Please write out every line of the material, leaving out any picture.

Given records:
▬▬▬▬▬▬▬▬▬▬
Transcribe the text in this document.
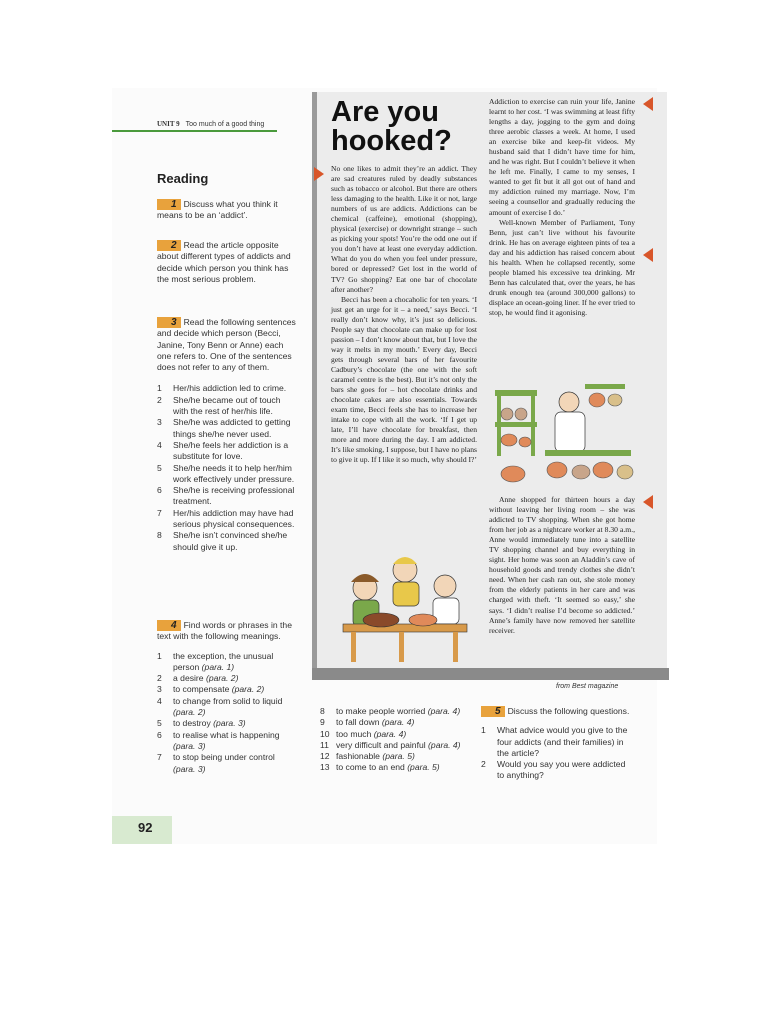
UNIT 9 Too much of a good thing
Reading
1 Discuss what you think it means to be an ‘addict’.
2 Read the article opposite about different types of addicts and decide which person you think has the most serious problem.
3 Read the following sentences and decide which person (Becci, Janine, Tony Benn or Anne) each one refers to. One of the sentences does not refer to any of them.
1 Her/his addiction led to crime.
2 She/he became out of touch with the rest of her/his life.
3 She/he was addicted to getting things she/he never used.
4 She/he feels her addiction is a substitute for love.
5 She/he needs it to help her/him work effectively under pressure.
6 She/he is receiving professional treatment.
7 Her/his addiction may have had serious physical consequences.
8 She/he isn’t convinced she/he should give it up.
4 Find words or phrases in the text with the following meanings.
1 the exception, the unusual person (para. 1)
2 a desire (para. 2)
3 to compensate (para. 2)
4 to change from solid to liquid (para. 2)
5 to destroy (para. 3)
6 to realise what is happening (para. 3)
7 to stop being under control (para. 3)
8 to make people worried (para. 4)
9 to fall down (para. 4)
10 too much (para. 4)
11 very difficult and painful (para. 4)
12 fashionable (para. 5)
13 to come to an end (para. 5)
5 Discuss the following questions.
1 What advice would you give to the four addicts (and their families) in the article?
2 Would you say you were addicted to anything?
Are you
hooked?

No one likes to admit they’re an addict. They are sad creatures ruled by deadly substances such as tobacco or alcohol. But there are others less damaging to the health. Like it or not, large numbers of us are addicts. Addictions can be chemical (caffeine), emotional (shopping), physical (exercise) or downright strange – such as picking your spots! You’re the odd one out if you don’t have at least one everyday addiction. What do you do when you feel under pressure, bored or depressed? Get lost in the world of TV? Go shopping? Eat one bar of chocolate after another?

Becci has been a chocaholic for ten years. ‘I just get an urge for it – a need,’ says Becci. ‘I really don’t know why, it’s just so delicious. People say that chocolate can make up for lost passion – I don’t know about that, but I love the way it melts in my mouth.’ Every day, Becci gets through several bars of her favourite Cadbury’s chocolate (the one with the soft caramel centre is the best). But it’s not only the bars she goes for – hot chocolate drinks and chocolate cakes are also essentials. Towards exam time, Becci feels she has to increase her intake to cope with all the work. ‘If I get up late, I’ll have chocolate for breakfast, then more and more during the day. I am addicted. It’s like smoking, I suppose, but I have no plans to give it up. If I like it so much, why should I?’

Addiction to exercise can ruin your life, Janine learnt to her cost. ‘I was swimming at least fifty lengths a day, jogging to the gym and doing three aerobic classes a week. At home, I used an exercise bike and keep-fit videos. My husband said that I didn’t have time for him, and he was right. But I couldn’t believe it when he left me. Finally, I came to my senses, I wanted to get fit but it all got out of hand and my addiction ruined my marriage. Now, I’m seeing a counsellor and gradually reducing the amount of exercise I do.’

Well-known Member of Parliament, Tony Benn, just can’t live without his favourite drink. He has on average eighteen pints of tea a day and his addiction has raised concern about his health. When he collapsed recently, some people blamed his excessive tea drinking. Mr Benn has calculated that, over the years, he has drunk enough tea (around 300,000 gallons) to displace an ocean-going liner. If he ever tried to stop, he would find it agonising.

Anne shopped for thirteen hours a day without leaving her living room – she was addicted to TV shopping. When she got home from her job as a nightcare worker at 8.30 a.m., Anne would immediately tune into a satellite TV shopping channel and buy everything in sight. Her home was soon an Aladdin’s cave of household goods and trendy clothes she didn’t need. When her cash ran out, she stole money from the elderly patients in her care and was charged with theft. ‘It seemed so easy,’ she says. ‘I didn’t realise I’d become so addicted.’ Anne’s family have now removed her satellite receiver.

from Best magazine
92
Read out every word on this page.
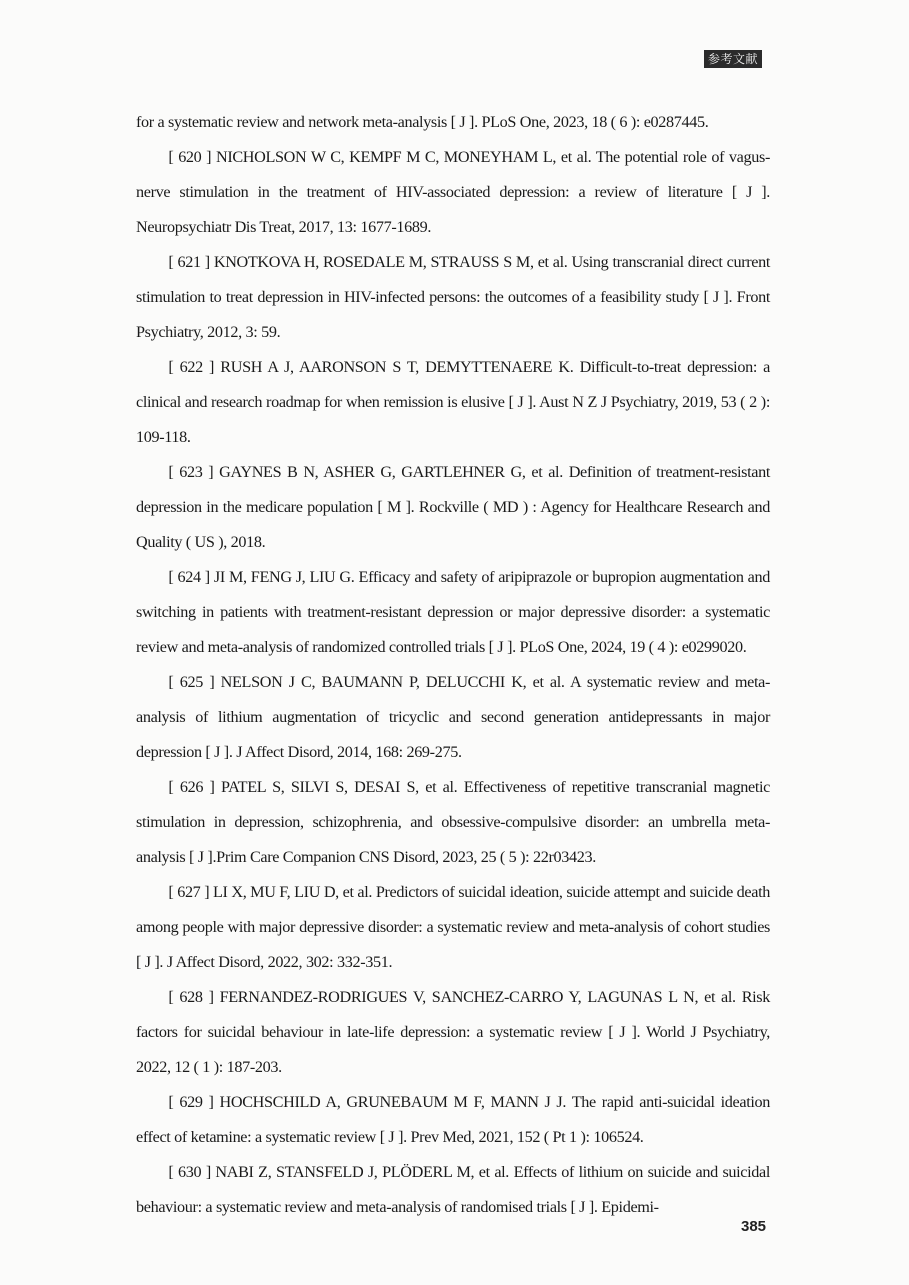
参考文献

for a systematic review and network meta-analysis [ J ]. PLoS One, 2023, 18 ( 6 ): e0287445.

[ 620 ] NICHOLSON W C, KEMPF M C, MONEYHAM L, et al. The potential role of vagus-nerve stimulation in the treatment of HIV-associated depression: a review of literature [ J ]. Neuropsychiatr Dis Treat, 2017, 13: 1677-1689.

[ 621 ] KNOTKOVA H, ROSEDALE M, STRAUSS S M, et al. Using transcranial direct current stimulation to treat depression in HIV-infected persons: the outcomes of a feasibility study [ J ]. Front Psychiatry, 2012, 3: 59.

[ 622 ] RUSH A J, AARONSON S T, DEMYTTENAERE K. Difficult-to-treat depression: a clinical and research roadmap for when remission is elusive [ J ]. Aust N Z J Psychiatry, 2019, 53 ( 2 ): 109-118.

[ 623 ] GAYNES B N, ASHER G, GARTLEHNER G, et al. Definition of treatment-resistant depression in the medicare population [ M ]. Rockville ( MD ) : Agency for Healthcare Research and Quality ( US ), 2018.

[ 624 ] JI M, FENG J, LIU G. Efficacy and safety of aripiprazole or bupropion augmentation and switching in patients with treatment-resistant depression or major depressive disorder: a systematic review and meta-analysis of randomized controlled trials [ J ]. PLoS One, 2024, 19 ( 4 ): e0299020.

[ 625 ] NELSON J C, BAUMANN P, DELUCCHI K, et al. A systematic review and meta-analysis of lithium augmentation of tricyclic and second generation antidepressants in major depression [ J ]. J Affect Disord, 2014, 168: 269-275.

[ 626 ] PATEL S, SILVI S, DESAI S, et al. Effectiveness of repetitive transcranial magnetic stimulation in depression, schizophrenia, and obsessive-compulsive disorder: an umbrella meta-analysis [ J ].Prim Care Companion CNS Disord, 2023, 25 ( 5 ): 22r03423.

[ 627 ] LI X, MU F, LIU D, et al. Predictors of suicidal ideation, suicide attempt and suicide death among people with major depressive disorder: a systematic review and meta-analysis of cohort studies [ J ]. J Affect Disord, 2022, 302: 332-351.

[ 628 ] FERNANDEZ-RODRIGUES V, SANCHEZ-CARRO Y, LAGUNAS L N, et al. Risk factors for suicidal behaviour in late-life depression: a systematic review [ J ]. World J Psychiatry, 2022, 12 ( 1 ): 187-203.

[ 629 ] HOCHSCHILD A, GRUNEBAUM M F, MANN J J. The rapid anti-suicidal ideation effect of ketamine: a systematic review [ J ]. Prev Med, 2021, 152 ( Pt 1 ): 106524.

[ 630 ] NABI Z, STANSFELD J, PLÖDERL M, et al. Effects of lithium on suicide and suicidal behaviour: a systematic review and meta-analysis of randomised trials [ J ]. Epidemi-

385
▬▬▬▬▬▬▬▬▬▬
Exercise response:
Transcribe the text in this document.
UNIT 9 Too much of a good thing
Reading
1 Discuss what you think it means to be an ‘addict’.
2 Read the article opposite about different types of addicts and decide which person you think has the most serious problem.
3 Read the following sentences and decide which person (Becci, Janine, Tony Benn or Anne) each one refers to. One of the sentences does not refer to any of them.
1 Her/his addiction led to crime.
2 She/he became out of touch with the rest of her/his life.
3 She/he was addicted to getting things she/he never used.
4 She/he feels her addiction is a substitute for love.
5 She/he needs it to help her/him work effectively under pressure.
6 She/he is receiving professional treatment.
7 Her/his addiction may have had serious physical consequences.
8 She/he isn’t convinced she/he should give it up.
4 Find words or phrases in the text with the following meanings.
1 the exception, the unusual person (para. 1)
2 a desire (para. 2)
3 to compensate (para. 2)
4 to change from solid to liquid (para. 2)
5 to destroy (para. 3)
6 to realise what is happening (para. 3)
7 to stop being under control (para. 3)
8 to make people worried (para. 4)
9 to fall down (para. 4)
10 too much (para. 4)
11 very difficult and painful (para. 4)
12 fashionable (para. 5)
13 to come to an end (para. 5)
5 Discuss the following questions.
1 What advice would you give to the four addicts (and their families) in the article?
2 Would you say you were addicted to anything?
Are you
hooked?

No one likes to admit they’re an addict. They are sad creatures ruled by deadly substances such as tobacco or alcohol. But there are others less damaging to the health. Like it or not, large numbers of us are addicts. Addictions can be chemical (caffeine), emotional (shopping), physical (exercise) or downright strange – such as picking your spots! You’re the odd one out if you don’t have at least one everyday addiction. What do you do when you feel under pressure, bored or depressed? Get lost in the world of TV? Go shopping? Eat one bar of chocolate after another?

Becci has been a chocaholic for ten years. ‘I just get an urge for it – a need,’ says Becci. ‘I really don’t know why, it’s just so delicious. People say that chocolate can make up for lost passion – I don’t know about that, but I love the way it melts in my mouth.’ Every day, Becci gets through several bars of her favourite Cadbury’s chocolate (the one with the soft caramel centre is the best). But it’s not only the bars she goes for – hot chocolate drinks and chocolate cakes are also essentials. Towards exam time, Becci feels she has to increase her intake to cope with all the work. ‘If I get up late, I’ll have chocolate for breakfast, then more and more during the day. I am addicted. It’s like smoking, I suppose, but I have no plans to give it up. If I like it so much, why should I?’

Addiction to exercise can ruin your life, Janine learnt to her cost. ‘I was swimming at least fifty lengths a day, jogging to the gym and doing three aerobic classes a week. At home, I used an exercise bike and keep-fit videos. My husband said that I didn’t have time for him, and he was right. But I couldn’t believe it when he left me. Finally, I came to my senses, I wanted to get fit but it all got out of hand and my addiction ruined my marriage. Now, I’m seeing a counsellor and gradually reducing the amount of exercise I do.’

Well-known Member of Parliament, Tony Benn, just can’t live without his favourite drink. He has on average eighteen pints of tea a day and his addiction has raised concern about his health. When he collapsed recently, some people blamed his excessive tea drinking. Mr Benn has calculated that, over the years, he has drunk enough tea (around 300,000 gallons) to displace an ocean-going liner. If he ever tried to stop, he would find it agonising.

Anne shopped for thirteen hours a day without leaving her living room – she was addicted to TV shopping. When she got home from her job as a nightcare worker at 8.30 a.m., Anne would immediately tune into a satellite TV shopping channel and buy everything in sight. Her home was soon an Aladdin’s cave of household goods and trendy clothes she didn’t need. When her cash ran out, she stole money from the elderly patients in her care and was charged with theft. ‘It seemed so easy,’ she says. ‘I didn’t realise I’d become so addicted.’ Anne’s family have now removed her satellite receiver.

from Best magazine
92
Read out every word on this page.
参考文献

for a systematic review and network meta-analysis [ J ]. PLoS One, 2023, 18 ( 6 ): e0287445.

[ 620 ] NICHOLSON W C, KEMPF M C, MONEYHAM L, et al. The potential role of vagus-nerve stimulation in the treatment of HIV-associated depression: a review of literature [ J ]. Neuropsychiatr Dis Treat, 2017, 13: 1677-1689.

[ 621 ] KNOTKOVA H, ROSEDALE M, STRAUSS S M, et al. Using transcranial direct current stimulation to treat depression in HIV-infected persons: the outcomes of a feasibility study [ J ]. Front Psychiatry, 2012, 3: 59.

[ 622 ] RUSH A J, AARONSON S T, DEMYTTENAERE K. Difficult-to-treat depression: a clinical and research roadmap for when remission is elusive [ J ]. Aust N Z J Psychiatry, 2019, 53 ( 2 ): 109-118.

[ 623 ] GAYNES B N, ASHER G, GARTLEHNER G, et al. Definition of treatment-resistant depression in the medicare population [ M ]. Rockville ( MD ) : Agency for Healthcare Research and Quality ( US ), 2018.

[ 624 ] JI M, FENG J, LIU G. Efficacy and safety of aripiprazole or bupropion augmentation and switching in patients with treatment-resistant depression or major depressive disorder: a systematic review and meta-analysis of randomized controlled trials [ J ]. PLoS One, 2024, 19 ( 4 ): e0299020.

[ 625 ] NELSON J C, BAUMANN P, DELUCCHI K, et al. A systematic review and meta-analysis of lithium augmentation of tricyclic and second generation antidepressants in major depression [ J ]. J Affect Disord, 2014, 168: 269-275.

[ 626 ] PATEL S, SILVI S, DESAI S, et al. Effectiveness of repetitive transcranial magnetic stimulation in depression, schizophrenia, and obsessive-compulsive disorder: an umbrella meta-analysis [ J ].Prim Care Companion CNS Disord, 2023, 25 ( 5 ): 22r03423.

[ 627 ] LI X, MU F, LIU D, et al. Predictors of suicidal ideation, suicide attempt and suicide death among people with major depressive disorder: a systematic review and meta-analysis of cohort studies [ J ]. J Affect Disord, 2022, 302: 332-351.

[ 628 ] FERNANDEZ-RODRIGUES V, SANCHEZ-CARRO Y, LAGUNAS L N, et al. Risk factors for suicidal behaviour in late-life depression: a systematic review [ J ]. World J Psychiatry, 2022, 12 ( 1 ): 187-203.

[ 629 ] HOCHSCHILD A, GRUNEBAUM M F, MANN J J. The rapid anti-suicidal ideation effect of ketamine: a systematic review [ J ]. Prev Med, 2021, 152 ( Pt 1 ): 106524.

[ 630 ] NABI Z, STANSFELD J, PLÖDERL M, et al. Effects of lithium on suicide and suicidal behaviour: a systematic review and meta-analysis of randomised trials [ J ]. Epidemi-

385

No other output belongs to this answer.